■ WHAT YOU HAVE TO DO
Without the pictures, reproduce the records that follow exactly.
--- Start SUPPLIED MATERIAL ---
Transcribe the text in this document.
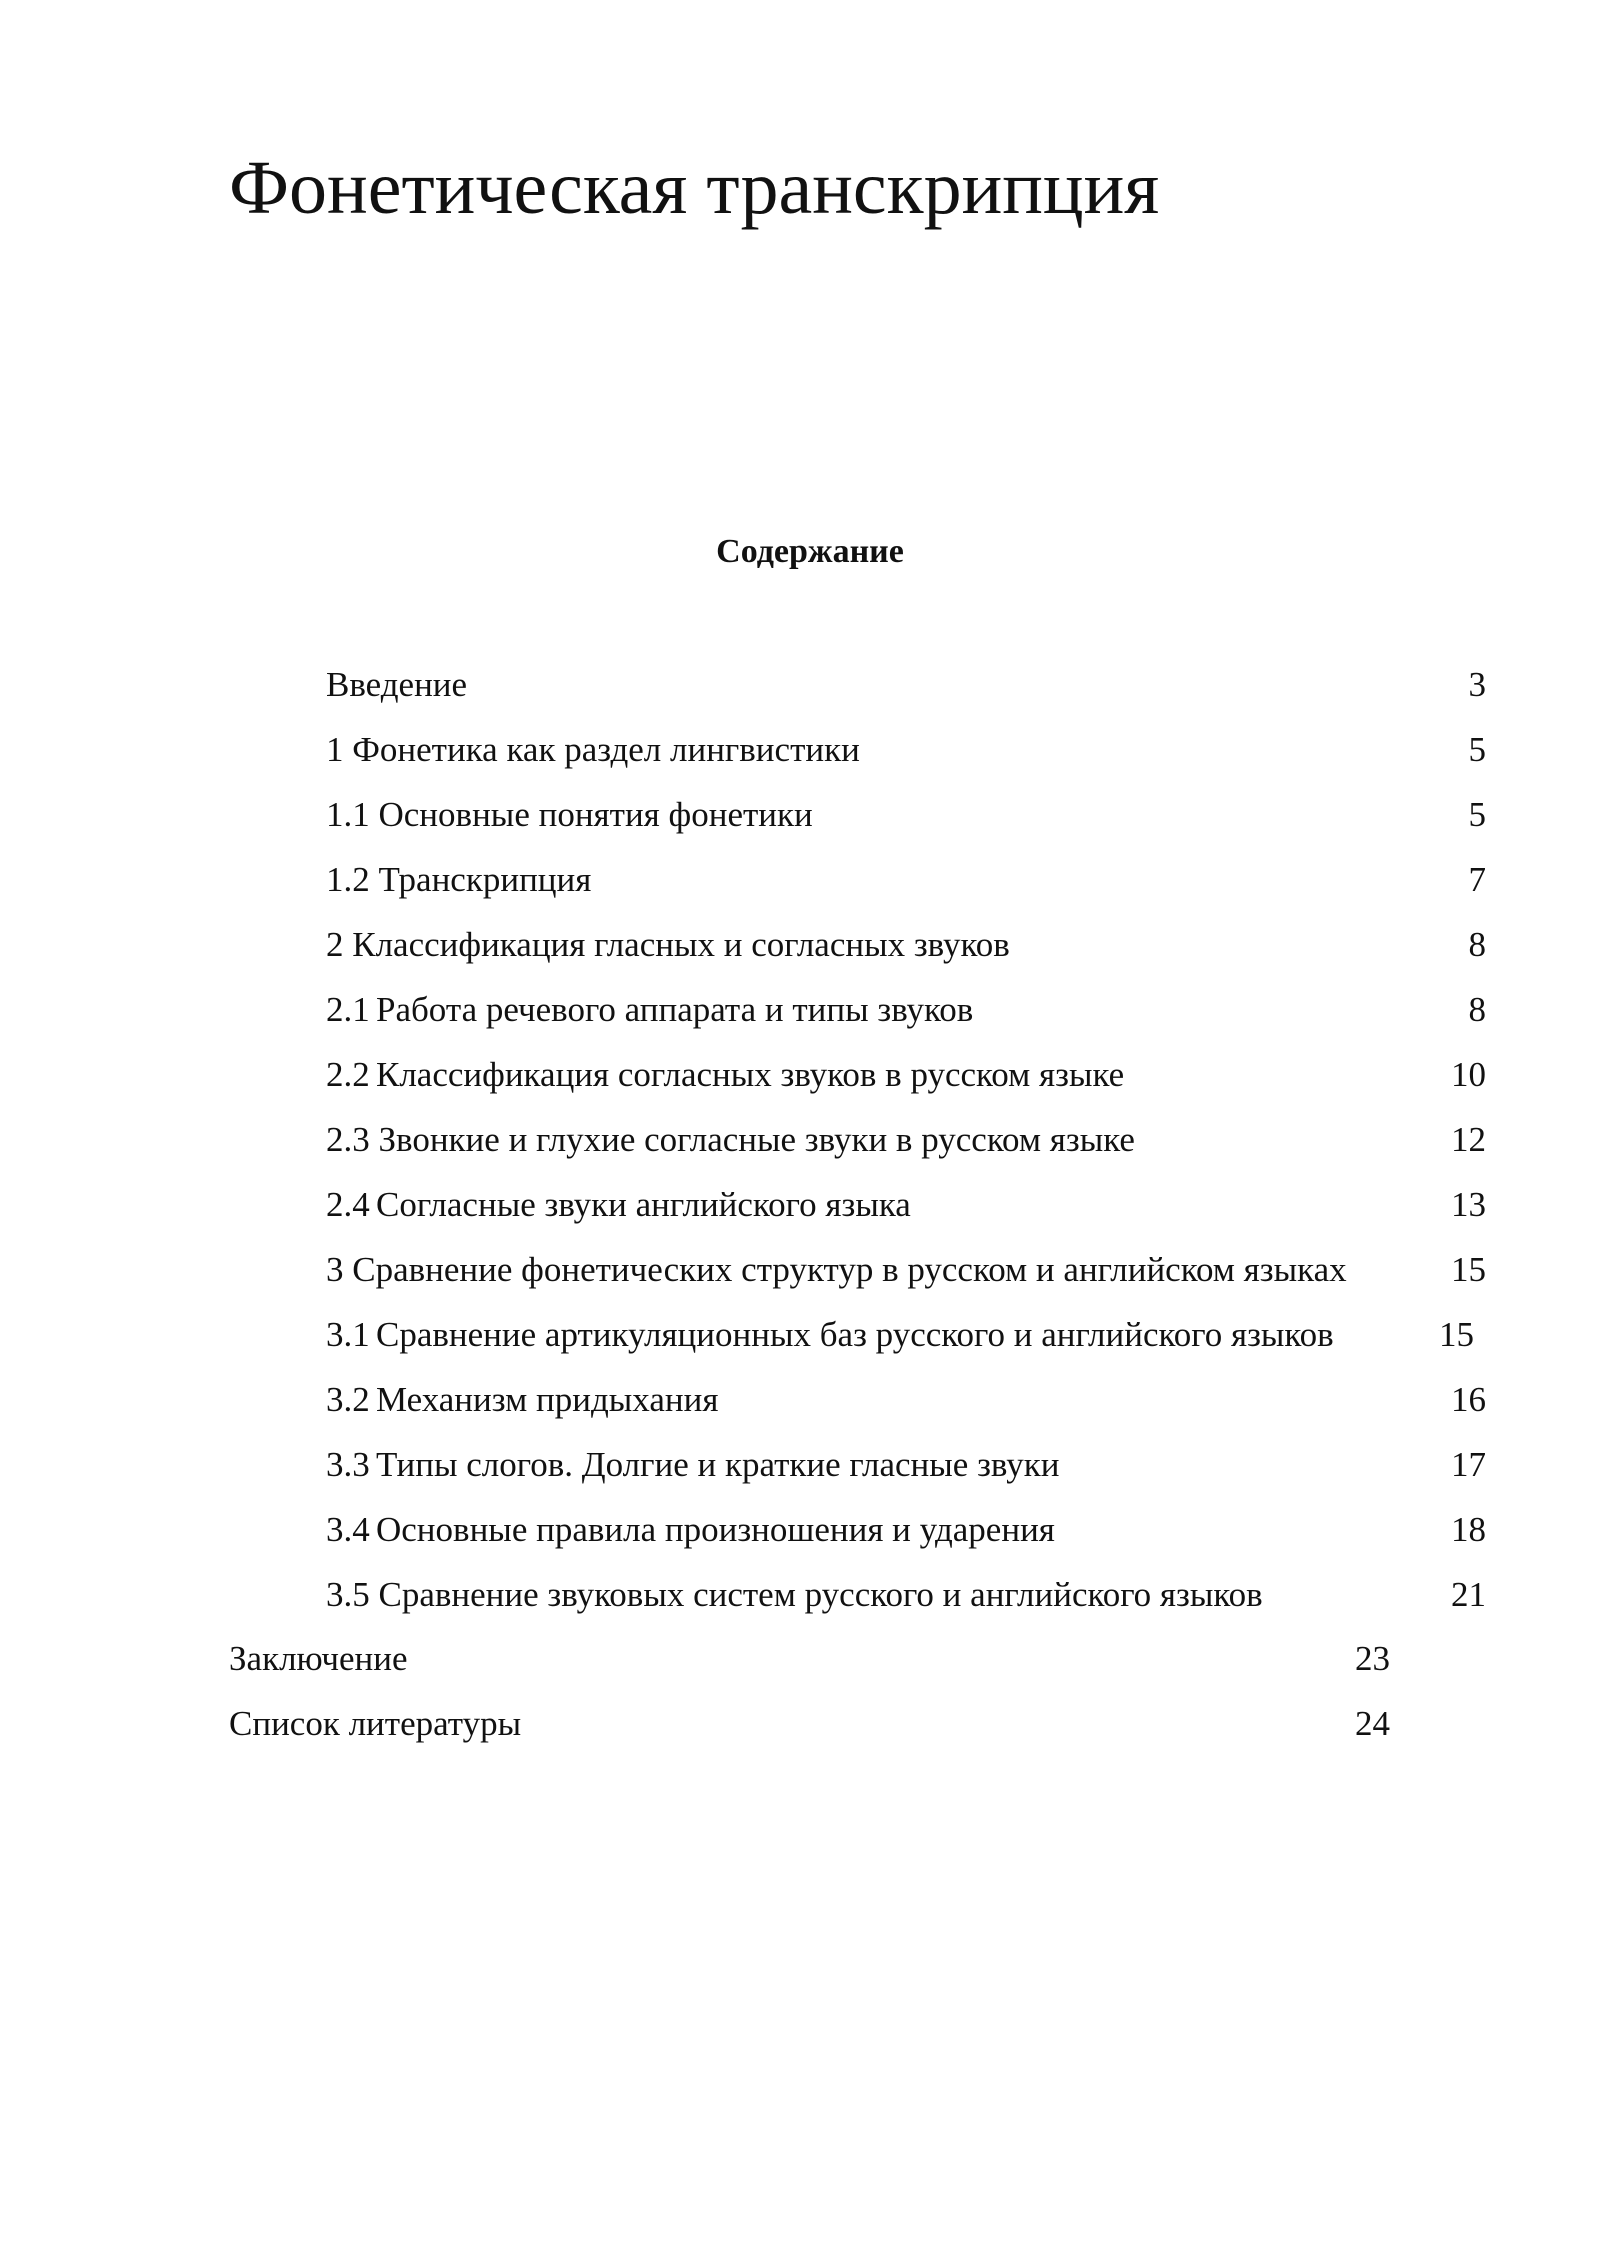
Фонетическая транскрипция
Содержание
Введение	3
1 Фонетика как раздел лингвистики	5
1.1 Основные понятия фонетики	5
1.2 Транскрипция	7
2 Классификация гласных и согласных звуков	8
2.1 Работа речевого аппарата и типы звуков	8
2.2 Классификация согласных звуков в русском языке	10
2.3 Звонкие и глухие согласные звуки в русском языке	12
2.4 Согласные звуки английского языка	13
3 Сравнение фонетических структур в русском и английском языках	15
3.1 Сравнение артикуляционных баз русского и английского языков	15
3.2 Механизм придыхания	16
3.3 Типы слогов. Долгие и краткие гласные звуки	17
3.4 Основные правила произношения и ударения	18
3.5 Сравнение звуковых систем русского и английского языков	21
Заключение	23
Список литературы	24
--- End SUPPLIED MATERIAL ---
■ FINISHED TASK
Transcribe the text in this document.
Фонетическая транскрипция
Содержание
Введение	3
1 Фонетика как раздел лингвистики	5
1.1 Основные понятия фонетики	5
1.2 Транскрипция	7
2 Классификация гласных и согласных звуков	8
2.1 Работа речевого аппарата и типы звуков	8
2.2 Классификация согласных звуков в русском языке	10
2.3 Звонкие и глухие согласные звуки в русском языке	12
2.4 Согласные звуки английского языка	13
3 Сравнение фонетических структур в русском и английском языках	15
3.1 Сравнение артикуляционных баз русского и английского языков	15
3.2 Механизм придыхания	16
3.3 Типы слогов. Долгие и краткие гласные звуки	17
3.4 Основные правила произношения и ударения	18
3.5 Сравнение звуковых систем русского и английского языков	21
Заключение	23
Список литературы	24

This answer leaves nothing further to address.